**Your task**.
Copy out, from the entries below, each line holding the string "Odpolední".

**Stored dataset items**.
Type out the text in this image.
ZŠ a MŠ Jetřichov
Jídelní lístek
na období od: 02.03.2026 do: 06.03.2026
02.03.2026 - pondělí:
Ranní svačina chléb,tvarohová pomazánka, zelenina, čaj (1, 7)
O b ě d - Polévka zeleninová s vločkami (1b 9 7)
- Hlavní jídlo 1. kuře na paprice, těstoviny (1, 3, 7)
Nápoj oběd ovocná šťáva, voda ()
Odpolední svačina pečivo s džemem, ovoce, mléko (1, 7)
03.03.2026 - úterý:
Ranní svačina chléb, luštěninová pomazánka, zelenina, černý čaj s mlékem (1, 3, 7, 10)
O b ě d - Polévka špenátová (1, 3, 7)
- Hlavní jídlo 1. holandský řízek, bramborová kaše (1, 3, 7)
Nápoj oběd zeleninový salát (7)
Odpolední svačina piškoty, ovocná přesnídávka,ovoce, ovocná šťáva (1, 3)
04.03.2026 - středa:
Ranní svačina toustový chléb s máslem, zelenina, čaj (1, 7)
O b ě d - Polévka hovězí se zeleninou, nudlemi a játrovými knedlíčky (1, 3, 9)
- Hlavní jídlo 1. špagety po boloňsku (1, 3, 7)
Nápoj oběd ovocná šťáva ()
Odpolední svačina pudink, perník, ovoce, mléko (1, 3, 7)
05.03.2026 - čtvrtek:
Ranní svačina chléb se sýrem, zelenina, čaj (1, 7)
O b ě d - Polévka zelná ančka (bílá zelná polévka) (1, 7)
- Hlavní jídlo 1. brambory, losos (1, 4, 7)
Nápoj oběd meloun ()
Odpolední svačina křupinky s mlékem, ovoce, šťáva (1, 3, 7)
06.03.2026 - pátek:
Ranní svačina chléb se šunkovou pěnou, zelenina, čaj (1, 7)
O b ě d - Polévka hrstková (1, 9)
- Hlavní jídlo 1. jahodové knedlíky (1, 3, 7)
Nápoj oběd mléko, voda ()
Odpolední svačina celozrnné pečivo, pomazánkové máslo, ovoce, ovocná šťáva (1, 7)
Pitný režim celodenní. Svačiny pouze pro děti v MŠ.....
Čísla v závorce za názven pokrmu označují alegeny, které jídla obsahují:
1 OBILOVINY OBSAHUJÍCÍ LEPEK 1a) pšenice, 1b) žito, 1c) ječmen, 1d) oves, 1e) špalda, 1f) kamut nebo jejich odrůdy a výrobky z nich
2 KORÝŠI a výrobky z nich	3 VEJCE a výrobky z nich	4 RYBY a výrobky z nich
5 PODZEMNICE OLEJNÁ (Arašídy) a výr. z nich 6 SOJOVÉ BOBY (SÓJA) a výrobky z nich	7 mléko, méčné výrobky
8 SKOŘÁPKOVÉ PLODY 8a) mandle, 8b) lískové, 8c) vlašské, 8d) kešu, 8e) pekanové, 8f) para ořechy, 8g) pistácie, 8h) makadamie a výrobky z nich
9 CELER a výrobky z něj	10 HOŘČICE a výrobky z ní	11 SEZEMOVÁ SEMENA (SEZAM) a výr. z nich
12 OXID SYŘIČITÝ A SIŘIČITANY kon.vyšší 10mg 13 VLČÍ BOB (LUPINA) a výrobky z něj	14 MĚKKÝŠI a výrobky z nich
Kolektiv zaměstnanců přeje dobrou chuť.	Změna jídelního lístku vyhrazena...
* * *
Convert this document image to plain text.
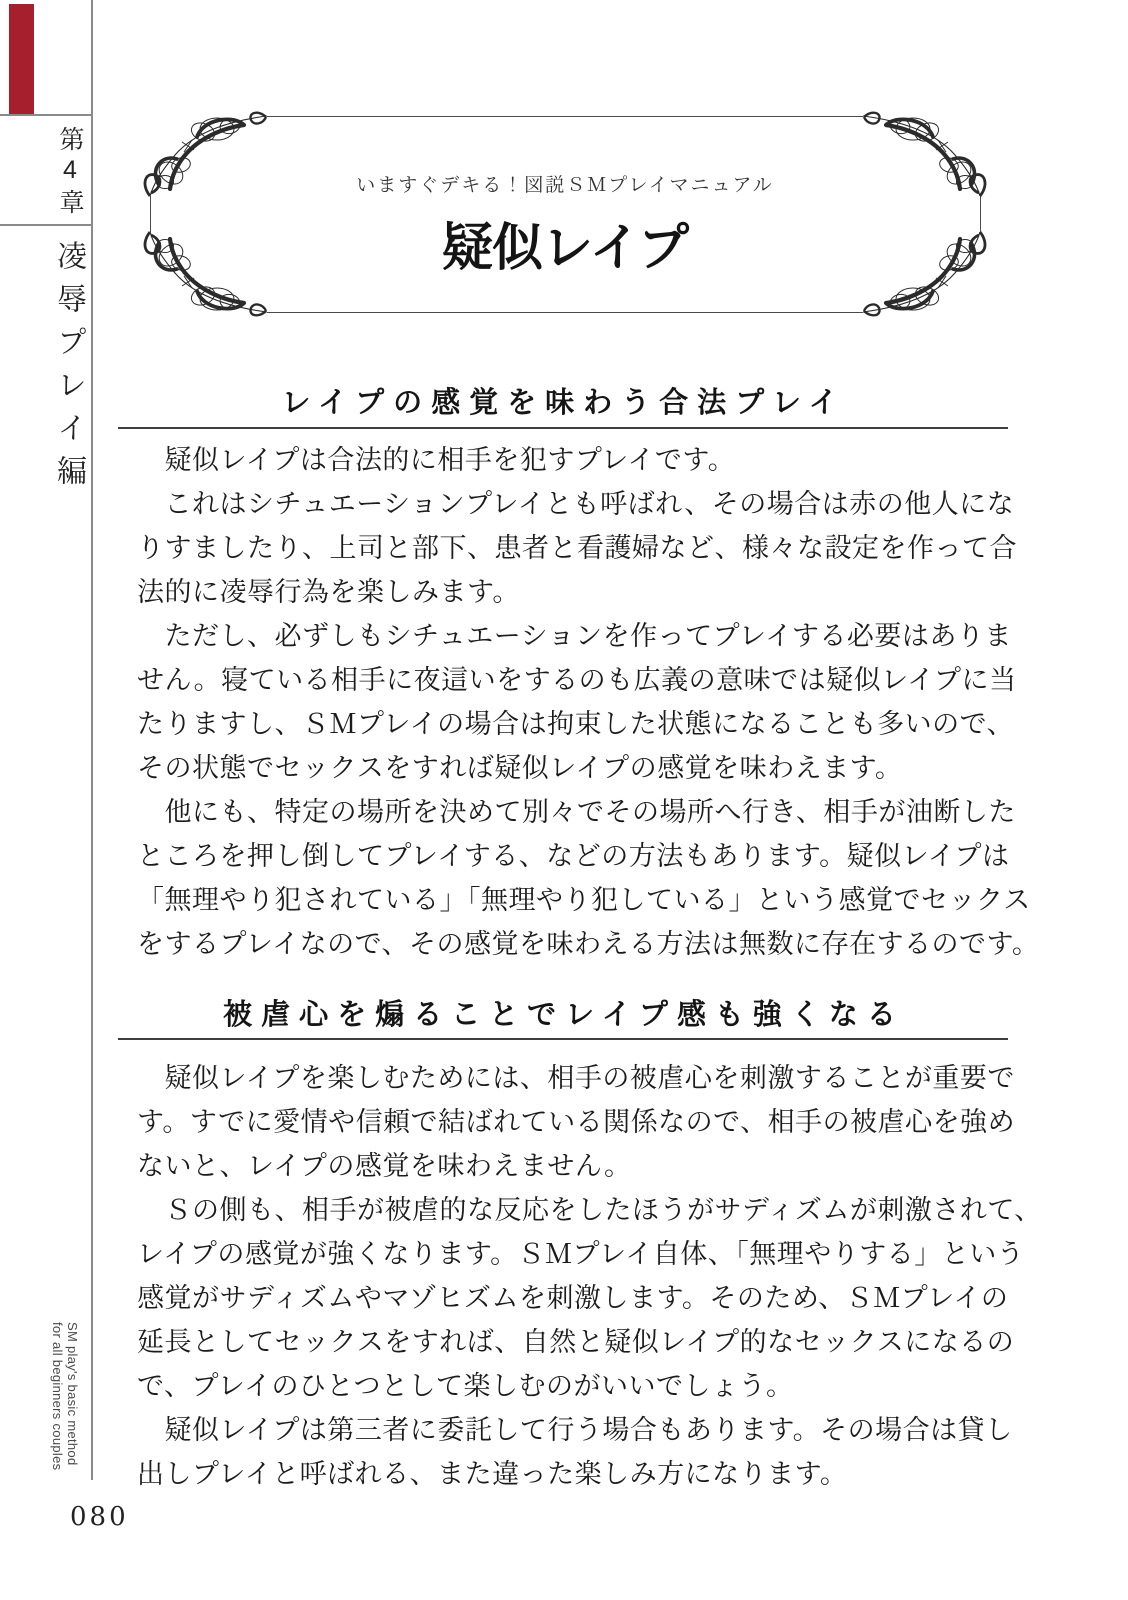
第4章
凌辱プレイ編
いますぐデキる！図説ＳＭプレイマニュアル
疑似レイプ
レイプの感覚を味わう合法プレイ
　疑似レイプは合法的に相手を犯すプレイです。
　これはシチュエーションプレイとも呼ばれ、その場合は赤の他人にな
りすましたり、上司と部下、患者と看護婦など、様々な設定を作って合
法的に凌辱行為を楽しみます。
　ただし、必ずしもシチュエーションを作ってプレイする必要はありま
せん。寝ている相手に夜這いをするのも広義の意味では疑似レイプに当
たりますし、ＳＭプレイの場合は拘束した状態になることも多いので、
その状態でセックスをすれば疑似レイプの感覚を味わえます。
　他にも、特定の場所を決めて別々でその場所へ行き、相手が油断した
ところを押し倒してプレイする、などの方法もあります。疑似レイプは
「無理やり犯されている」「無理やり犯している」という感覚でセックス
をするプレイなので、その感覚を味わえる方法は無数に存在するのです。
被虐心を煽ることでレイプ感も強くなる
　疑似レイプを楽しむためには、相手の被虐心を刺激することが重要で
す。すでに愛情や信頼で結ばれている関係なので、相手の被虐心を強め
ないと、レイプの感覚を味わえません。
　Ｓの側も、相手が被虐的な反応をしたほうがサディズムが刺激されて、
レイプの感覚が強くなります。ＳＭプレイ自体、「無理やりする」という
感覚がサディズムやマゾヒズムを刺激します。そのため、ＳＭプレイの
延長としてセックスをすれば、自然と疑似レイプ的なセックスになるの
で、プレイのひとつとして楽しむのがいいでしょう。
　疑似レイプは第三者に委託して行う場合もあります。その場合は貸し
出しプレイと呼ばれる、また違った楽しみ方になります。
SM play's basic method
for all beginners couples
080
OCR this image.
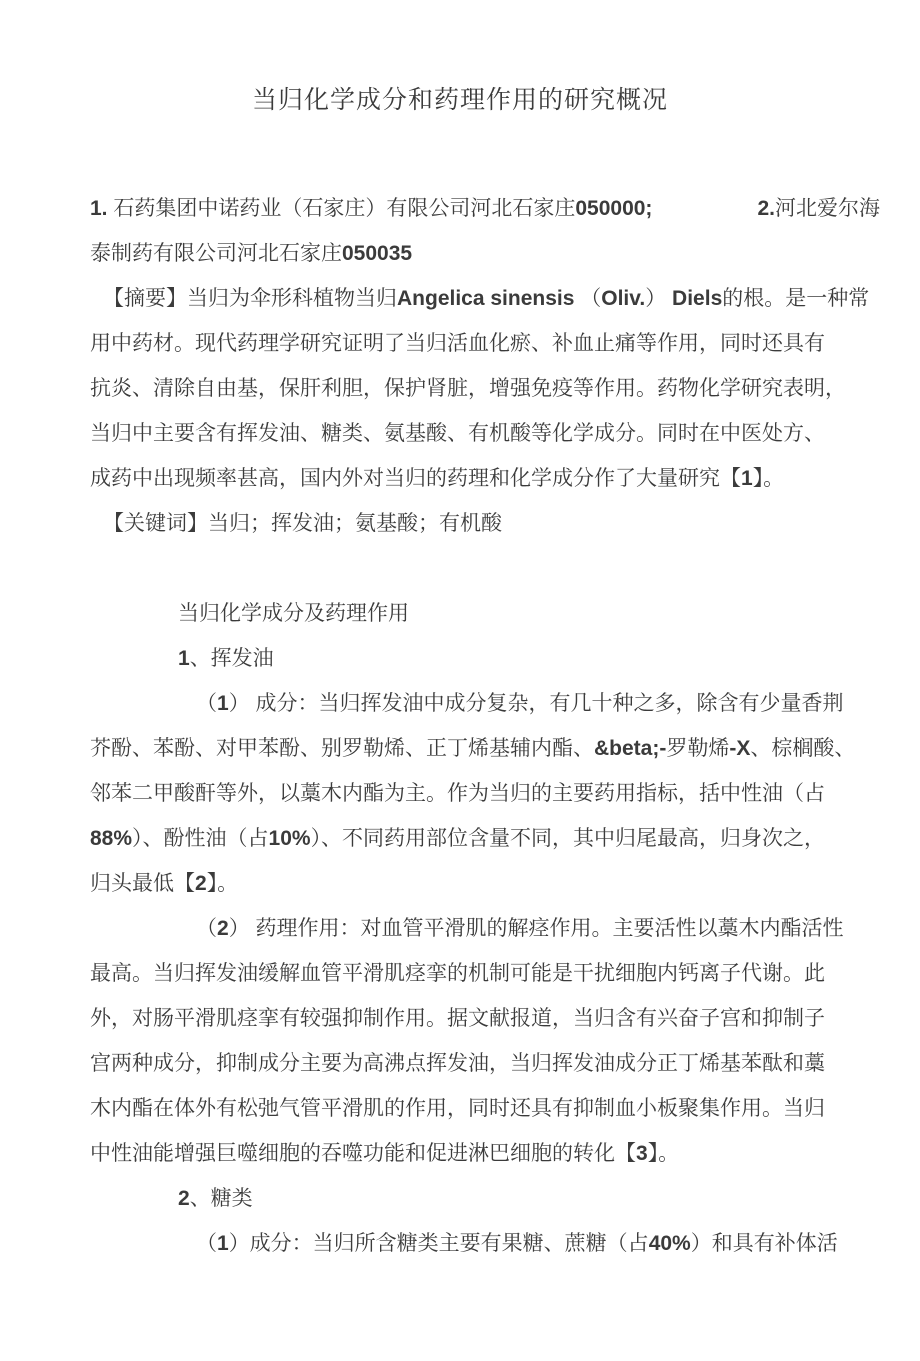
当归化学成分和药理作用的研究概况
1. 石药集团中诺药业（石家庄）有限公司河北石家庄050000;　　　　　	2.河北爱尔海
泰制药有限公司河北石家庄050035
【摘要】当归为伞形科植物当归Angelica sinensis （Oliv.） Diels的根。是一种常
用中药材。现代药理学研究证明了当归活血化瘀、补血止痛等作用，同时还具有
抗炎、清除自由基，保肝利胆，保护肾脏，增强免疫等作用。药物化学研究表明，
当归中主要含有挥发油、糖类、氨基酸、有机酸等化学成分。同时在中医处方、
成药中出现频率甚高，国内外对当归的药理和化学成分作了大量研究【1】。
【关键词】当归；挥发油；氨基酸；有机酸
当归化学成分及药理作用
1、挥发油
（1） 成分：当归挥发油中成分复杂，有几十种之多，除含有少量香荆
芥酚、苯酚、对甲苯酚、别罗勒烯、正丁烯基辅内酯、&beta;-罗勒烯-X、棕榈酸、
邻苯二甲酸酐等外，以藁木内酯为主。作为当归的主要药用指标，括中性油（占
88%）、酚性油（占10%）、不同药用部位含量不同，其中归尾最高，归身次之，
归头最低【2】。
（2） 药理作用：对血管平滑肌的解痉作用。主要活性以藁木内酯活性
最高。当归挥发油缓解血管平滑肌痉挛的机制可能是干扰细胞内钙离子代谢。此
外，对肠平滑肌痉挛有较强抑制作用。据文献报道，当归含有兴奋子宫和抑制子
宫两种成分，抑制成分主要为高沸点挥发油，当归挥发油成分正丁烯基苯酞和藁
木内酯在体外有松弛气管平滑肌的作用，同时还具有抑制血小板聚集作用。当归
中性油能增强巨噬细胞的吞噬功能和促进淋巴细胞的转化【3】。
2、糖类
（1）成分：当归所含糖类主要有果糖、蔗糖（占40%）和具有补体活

**Exercise answer**.
Odpolední svačina pečivo s džemem, ovoce, mléko (1, 7)
Odpolední svačina piškoty, ovocná přesnídávka,ovoce, ovocná šťáva (1, 3)
Odpolední svačina pudink, perník, ovoce, mléko (1, 3, 7)
Odpolední svačina křupinky s mlékem, ovoce, šťáva (1, 3, 7)
Odpolední svačina celozrnné pečivo, pomazánkové máslo, ovoce, ovocná šťáva (1, 7)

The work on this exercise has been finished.